Given exercise
Output every entry exactly as written, skipping any pictures.

▶

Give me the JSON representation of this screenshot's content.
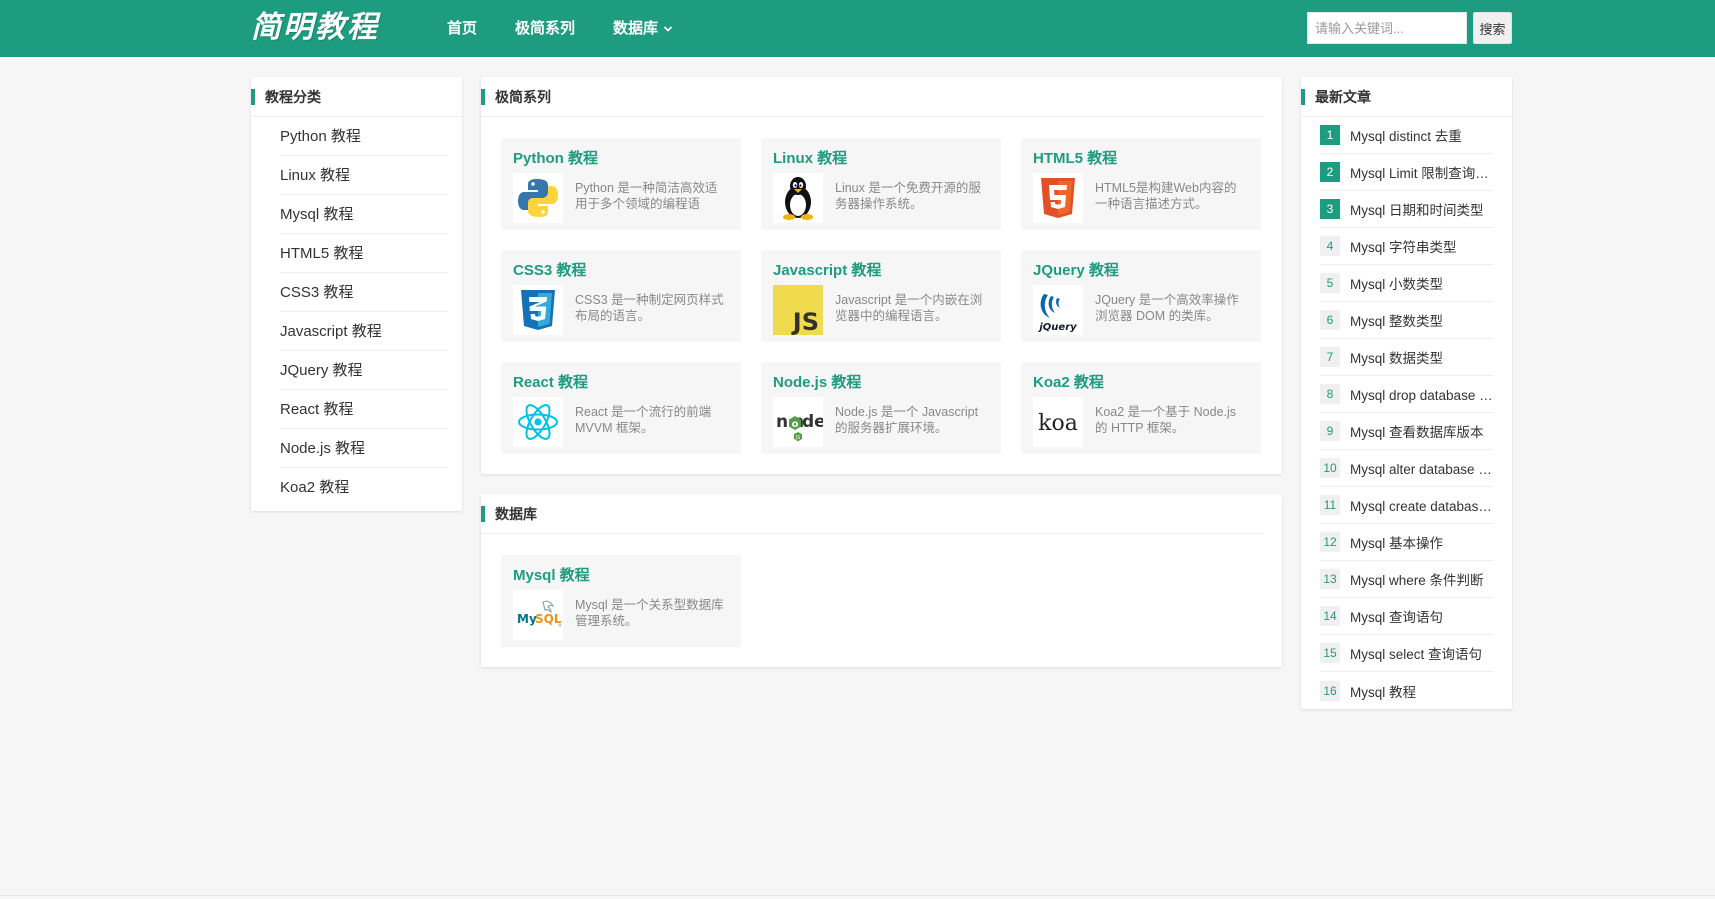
{
  "header": {
    "logo": "简明教程",
    "nav": [
      {
        "label": "首页"
      },
      {
        "label": "极简系列"
      },
      {
        "label": "数据库",
        "has_dropdown": true
      }
    ],
    "search": {
      "placeholder": "请输入关键词...",
      "value": "",
      "button_label": "搜索"
    }
  },
  "sidebar_left": {
    "title": "教程分类",
    "items": [
      {
        "label": "Python 教程"
      },
      {
        "label": "Linux 教程"
      },
      {
        "label": "Mysql 教程"
      },
      {
        "label": "HTML5 教程"
      },
      {
        "label": "CSS3 教程"
      },
      {
        "label": "Javascript 教程"
      },
      {
        "label": "JQuery 教程"
      },
      {
        "label": "React 教程"
      },
      {
        "label": "Node.js 教程"
      },
      {
        "label": "Koa2 教程"
      }
    ]
  },
  "sections": [
    {
      "title": "极简系列",
      "tutorials": [
        {
          "name": "Python 教程",
          "desc": "Python 是一种简洁高效适用于多个领域的编程语",
          "icon": "python-icon"
        },
        {
          "name": "Linux 教程",
          "desc": "Linux 是一个免费开源的服务器操作系统。",
          "icon": "linux-tux-icon"
        },
        {
          "name": "HTML5 教程",
          "desc": "HTML5是构建Web内容的一种语言描述方式。",
          "icon": "html5-icon"
        },
        {
          "name": "CSS3 教程",
          "desc": "CSS3 是一种制定网页样式布局的语言。",
          "icon": "css3-icon"
        },
        {
          "name": "Javascript 教程",
          "desc": "Javascript 是一个内嵌在浏览器中的编程语言。",
          "icon": "javascript-icon"
        },
        {
          "name": "JQuery 教程",
          "desc": "JQuery 是一个高效率操作浏览器 DOM 的类库。",
          "icon": "jquery-icon"
        },
        {
          "name": "React 教程",
          "desc": "React 是一个流行的前端 MVVM 框架。",
          "icon": "react-icon"
        },
        {
          "name": "Node.js 教程",
          "desc": "Node.js 是一个 Javascript 的服务器扩展环境。",
          "icon": "nodejs-icon"
        },
        {
          "name": "Koa2 教程",
          "desc": "Koa2 是一个基于 Node.js 的 HTTP 框架。",
          "icon": "koa-icon"
        }
      ]
    },
    {
      "title": "数据库",
      "tutorials": [
        {
          "name": "Mysql 教程",
          "desc": "Mysql 是一个关系型数据库管理系统。",
          "icon": "mysql-icon"
        }
      ]
    }
  ],
  "sidebar_right": {
    "title": "最新文章",
    "articles": [
      {
        "num": "1",
        "title": "Mysql distinct 去重"
      },
      {
        "num": "2",
        "title": "Mysql Limit 限制查询记录数"
      },
      {
        "num": "3",
        "title": "Mysql 日期和时间类型"
      },
      {
        "num": "4",
        "title": "Mysql 字符串类型"
      },
      {
        "num": "5",
        "title": "Mysql 小数类型"
      },
      {
        "num": "6",
        "title": "Mysql 整数类型"
      },
      {
        "num": "7",
        "title": "Mysql 数据类型"
      },
      {
        "num": "8",
        "title": "Mysql drop database 删除数据库"
      },
      {
        "num": "9",
        "title": "Mysql 查看数据库版本"
      },
      {
        "num": "10",
        "title": "Mysql alter database 修改数据库"
      },
      {
        "num": "11",
        "title": "Mysql create database 创建数据库"
      },
      {
        "num": "12",
        "title": "Mysql 基本操作"
      },
      {
        "num": "13",
        "title": "Mysql where 条件判断"
      },
      {
        "num": "14",
        "title": "Mysql 查询语句"
      },
      {
        "num": "15",
        "title": "Mysql select 查询语句"
      },
      {
        "num": "16",
        "title": "Mysql 教程"
      }
    ],
    "highlight_count": 3
  },
  "colors": {
    "brand": "#1e9c7f",
    "background": "#f6f6f6"
  }
}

◀

Solved exercise
Give me the JSON representation of this screenshot's content.
{
  "header": {
    "logo": "简明教程",
    "nav": [
      {
        "label": "首页"
      },
      {
        "label": "极简系列"
      },
      {
        "label": "数据库",
        "has_dropdown": true
      }
    ],
    "search": {
      "placeholder": "请输入关键词...",
      "value": "",
      "button_label": "搜索"
    }
  },
  "sidebar_left": {
    "title": "教程分类",
    "items": [
      {
        "label": "Python 教程"
      },
      {
        "label": "Linux 教程"
      },
      {
        "label": "Mysql 教程"
      },
      {
        "label": "HTML5 教程"
      },
      {
        "label": "CSS3 教程"
      },
      {
        "label": "Javascript 教程"
      },
      {
        "label": "JQuery 教程"
      },
      {
        "label": "React 教程"
      },
      {
        "label": "Node.js 教程"
      },
      {
        "label": "Koa2 教程"
      }
    ]
  },
  "sections": [
    {
      "title": "极简系列",
      "tutorials": [
        {
          "name": "Python 教程",
          "desc": "Python 是一种简洁高效适用于多个领域的编程语",
          "icon": "python-icon"
        },
        {
          "name": "Linux 教程",
          "desc": "Linux 是一个免费开源的服务器操作系统。",
          "icon": "linux-tux-icon"
        },
        {
          "name": "HTML5 教程",
          "desc": "HTML5是构建Web内容的一种语言描述方式。",
          "icon": "html5-icon"
        },
        {
          "name": "CSS3 教程",
          "desc": "CSS3 是一种制定网页样式布局的语言。",
          "icon": "css3-icon"
        },
        {
          "name": "Javascript 教程",
          "desc": "Javascript 是一个内嵌在浏览器中的编程语言。",
          "icon": "javascript-icon"
        },
        {
          "name": "JQuery 教程",
          "desc": "JQuery 是一个高效率操作浏览器 DOM 的类库。",
          "icon": "jquery-icon"
        },
        {
          "name": "React 教程",
          "desc": "React 是一个流行的前端 MVVM 框架。",
          "icon": "react-icon"
        },
        {
          "name": "Node.js 教程",
          "desc": "Node.js 是一个 Javascript 的服务器扩展环境。",
          "icon": "nodejs-icon"
        },
        {
          "name": "Koa2 教程",
          "desc": "Koa2 是一个基于 Node.js 的 HTTP 框架。",
          "icon": "koa-icon"
        }
      ]
    },
    {
      "title": "数据库",
      "tutorials": [
        {
          "name": "Mysql 教程",
          "desc": "Mysql 是一个关系型数据库管理系统。",
          "icon": "mysql-icon"
        }
      ]
    }
  ],
  "sidebar_right": {
    "title": "最新文章",
    "articles": [
      {
        "num": "1",
        "title": "Mysql distinct 去重"
      },
      {
        "num": "2",
        "title": "Mysql Limit 限制查询记录数"
      },
      {
        "num": "3",
        "title": "Mysql 日期和时间类型"
      },
      {
        "num": "4",
        "title": "Mysql 字符串类型"
      },
      {
        "num": "5",
        "title": "Mysql 小数类型"
      },
      {
        "num": "6",
        "title": "Mysql 整数类型"
      },
      {
        "num": "7",
        "title": "Mysql 数据类型"
      },
      {
        "num": "8",
        "title": "Mysql drop database 删除数据库"
      },
      {
        "num": "9",
        "title": "Mysql 查看数据库版本"
      },
      {
        "num": "10",
        "title": "Mysql alter database 修改数据库"
      },
      {
        "num": "11",
        "title": "Mysql create database 创建数据库"
      },
      {
        "num": "12",
        "title": "Mysql 基本操作"
      },
      {
        "num": "13",
        "title": "Mysql where 条件判断"
      },
      {
        "num": "14",
        "title": "Mysql 查询语句"
      },
      {
        "num": "15",
        "title": "Mysql select 查询语句"
      },
      {
        "num": "16",
        "title": "Mysql 教程"
      }
    ],
    "highlight_count": 3
  },
  "colors": {
    "brand": "#1e9c7f",
    "background": "#f6f6f6"
  }
}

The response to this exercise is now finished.